_Chart and figure data:_
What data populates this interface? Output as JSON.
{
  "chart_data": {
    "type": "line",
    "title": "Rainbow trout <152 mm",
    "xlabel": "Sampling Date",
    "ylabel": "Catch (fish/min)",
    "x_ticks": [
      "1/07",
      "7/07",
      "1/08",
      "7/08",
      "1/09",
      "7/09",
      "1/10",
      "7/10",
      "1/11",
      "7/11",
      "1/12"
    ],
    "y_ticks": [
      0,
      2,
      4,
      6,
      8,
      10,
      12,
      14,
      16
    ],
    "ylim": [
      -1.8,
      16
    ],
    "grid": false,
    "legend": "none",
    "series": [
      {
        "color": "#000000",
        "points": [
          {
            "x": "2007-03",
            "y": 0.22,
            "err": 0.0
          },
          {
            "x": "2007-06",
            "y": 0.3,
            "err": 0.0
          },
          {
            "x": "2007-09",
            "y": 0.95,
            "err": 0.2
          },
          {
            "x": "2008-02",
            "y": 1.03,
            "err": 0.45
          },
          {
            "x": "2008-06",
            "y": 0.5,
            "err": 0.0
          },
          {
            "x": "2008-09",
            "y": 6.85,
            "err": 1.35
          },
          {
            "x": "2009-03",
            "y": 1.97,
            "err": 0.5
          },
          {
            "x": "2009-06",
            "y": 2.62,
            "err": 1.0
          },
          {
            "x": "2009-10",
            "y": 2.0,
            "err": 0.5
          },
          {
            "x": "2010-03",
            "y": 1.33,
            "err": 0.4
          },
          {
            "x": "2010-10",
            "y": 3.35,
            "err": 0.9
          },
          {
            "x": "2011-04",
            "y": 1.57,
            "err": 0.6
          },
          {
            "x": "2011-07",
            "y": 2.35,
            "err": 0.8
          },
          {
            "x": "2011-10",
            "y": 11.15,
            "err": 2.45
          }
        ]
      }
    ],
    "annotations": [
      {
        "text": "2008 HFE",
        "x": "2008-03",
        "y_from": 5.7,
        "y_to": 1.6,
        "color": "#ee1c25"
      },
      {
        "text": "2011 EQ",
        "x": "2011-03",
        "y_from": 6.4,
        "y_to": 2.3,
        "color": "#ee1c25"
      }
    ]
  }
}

_What you will do:_ Please output every record, keeping each line exact.

_Response to this exercise:_
What data populates this interface? Output as JSON.
{
  "chart_data": {
    "type": "line",
    "title": "Rainbow trout <152 mm",
    "xlabel": "Sampling Date",
    "ylabel": "Catch (fish/min)",
    "x_ticks": [
      "1/07",
      "7/07",
      "1/08",
      "7/08",
      "1/09",
      "7/09",
      "1/10",
      "7/10",
      "1/11",
      "7/11",
      "1/12"
    ],
    "y_ticks": [
      0,
      2,
      4,
      6,
      8,
      10,
      12,
      14,
      16
    ],
    "ylim": [
      -1.8,
      16
    ],
    "grid": false,
    "legend": "none",
    "series": [
      {
        "color": "#000000",
        "points": [
          {
            "x": "2007-03",
            "y": 0.22,
            "err": 0.0
          },
          {
            "x": "2007-06",
            "y": 0.3,
            "err": 0.0
          },
          {
            "x": "2007-09",
            "y": 0.95,
            "err": 0.2
          },
          {
            "x": "2008-02",
            "y": 1.03,
            "err": 0.45
          },
          {
            "x": "2008-06",
            "y": 0.5,
            "err": 0.0
          },
          {
            "x": "2008-09",
            "y": 6.85,
            "err": 1.35
          },
          {
            "x": "2009-03",
            "y": 1.97,
            "err": 0.5
          },
          {
            "x": "2009-06",
            "y": 2.62,
            "err": 1.0
          },
          {
            "x": "2009-10",
            "y": 2.0,
            "err": 0.5
          },
          {
            "x": "2010-03",
            "y": 1.33,
            "err": 0.4
          },
          {
            "x": "2010-10",
            "y": 3.35,
            "err": 0.9
          },
          {
            "x": "2011-04",
            "y": 1.57,
            "err": 0.6
          },
          {
            "x": "2011-07",
            "y": 2.35,
            "err": 0.8
          },
          {
            "x": "2011-10",
            "y": 11.15,
            "err": 2.45
          }
        ]
      }
    ],
    "annotations": [
      {
        "text": "2008 HFE",
        "x": "2008-03",
        "y_from": 5.7,
        "y_to": 1.6,
        "color": "#ee1c25"
      },
      {
        "text": "2011 EQ",
        "x": "2011-03",
        "y_from": 6.4,
        "y_to": 2.3,
        "color": "#ee1c25"
      }
    ]
  }
}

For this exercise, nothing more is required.